**Task brief**
Where does the string "icon" appear? Copy every line of the entries below that holds it.
= = = = = = =
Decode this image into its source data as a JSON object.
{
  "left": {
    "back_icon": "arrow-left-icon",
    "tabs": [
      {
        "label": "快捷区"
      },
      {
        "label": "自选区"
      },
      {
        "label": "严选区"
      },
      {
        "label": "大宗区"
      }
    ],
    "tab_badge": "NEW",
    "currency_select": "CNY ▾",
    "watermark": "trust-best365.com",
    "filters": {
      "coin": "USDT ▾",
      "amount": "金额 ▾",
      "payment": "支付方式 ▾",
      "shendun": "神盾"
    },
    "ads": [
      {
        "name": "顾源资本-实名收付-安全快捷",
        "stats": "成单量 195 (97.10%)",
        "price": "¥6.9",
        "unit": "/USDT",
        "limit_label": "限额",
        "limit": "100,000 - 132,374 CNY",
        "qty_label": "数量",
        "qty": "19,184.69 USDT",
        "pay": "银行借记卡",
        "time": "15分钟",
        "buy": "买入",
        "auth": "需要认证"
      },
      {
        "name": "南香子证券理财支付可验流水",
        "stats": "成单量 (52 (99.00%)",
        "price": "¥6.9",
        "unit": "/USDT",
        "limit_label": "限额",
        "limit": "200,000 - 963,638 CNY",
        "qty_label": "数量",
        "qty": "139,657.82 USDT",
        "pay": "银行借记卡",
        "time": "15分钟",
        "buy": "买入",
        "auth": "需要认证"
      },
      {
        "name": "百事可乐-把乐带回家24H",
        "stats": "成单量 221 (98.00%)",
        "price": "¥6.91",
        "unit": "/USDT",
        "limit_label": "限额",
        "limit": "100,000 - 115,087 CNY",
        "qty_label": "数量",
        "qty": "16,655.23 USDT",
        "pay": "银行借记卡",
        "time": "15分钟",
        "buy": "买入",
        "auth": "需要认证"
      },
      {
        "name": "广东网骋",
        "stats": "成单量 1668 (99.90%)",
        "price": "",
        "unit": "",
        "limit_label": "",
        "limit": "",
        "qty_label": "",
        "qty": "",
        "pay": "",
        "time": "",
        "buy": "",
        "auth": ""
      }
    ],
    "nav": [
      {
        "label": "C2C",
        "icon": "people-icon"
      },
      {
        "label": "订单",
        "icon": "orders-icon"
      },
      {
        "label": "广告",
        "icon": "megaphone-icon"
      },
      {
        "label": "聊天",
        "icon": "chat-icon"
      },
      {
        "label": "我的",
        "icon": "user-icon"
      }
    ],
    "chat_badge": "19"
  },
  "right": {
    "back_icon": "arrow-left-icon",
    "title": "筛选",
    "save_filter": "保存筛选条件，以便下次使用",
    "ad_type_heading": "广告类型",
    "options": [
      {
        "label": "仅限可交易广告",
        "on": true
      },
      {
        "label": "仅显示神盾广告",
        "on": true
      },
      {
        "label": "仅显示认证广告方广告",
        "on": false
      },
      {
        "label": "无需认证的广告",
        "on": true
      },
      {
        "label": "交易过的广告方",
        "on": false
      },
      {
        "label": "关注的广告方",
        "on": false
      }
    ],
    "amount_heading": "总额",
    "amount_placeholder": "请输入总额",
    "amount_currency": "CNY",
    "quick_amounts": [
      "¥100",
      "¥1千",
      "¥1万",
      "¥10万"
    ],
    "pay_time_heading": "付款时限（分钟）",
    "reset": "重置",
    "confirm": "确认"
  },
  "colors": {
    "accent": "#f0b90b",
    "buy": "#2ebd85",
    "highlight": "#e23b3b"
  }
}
= = = = = = =
**Exercise solution**
    "back_icon": "arrow-left-icon",
        "icon": "people-icon"
        "icon": "orders-icon"
        "icon": "megaphone-icon"
        "icon": "chat-icon"
        "icon": "user-icon"
    "back_icon": "arrow-left-icon",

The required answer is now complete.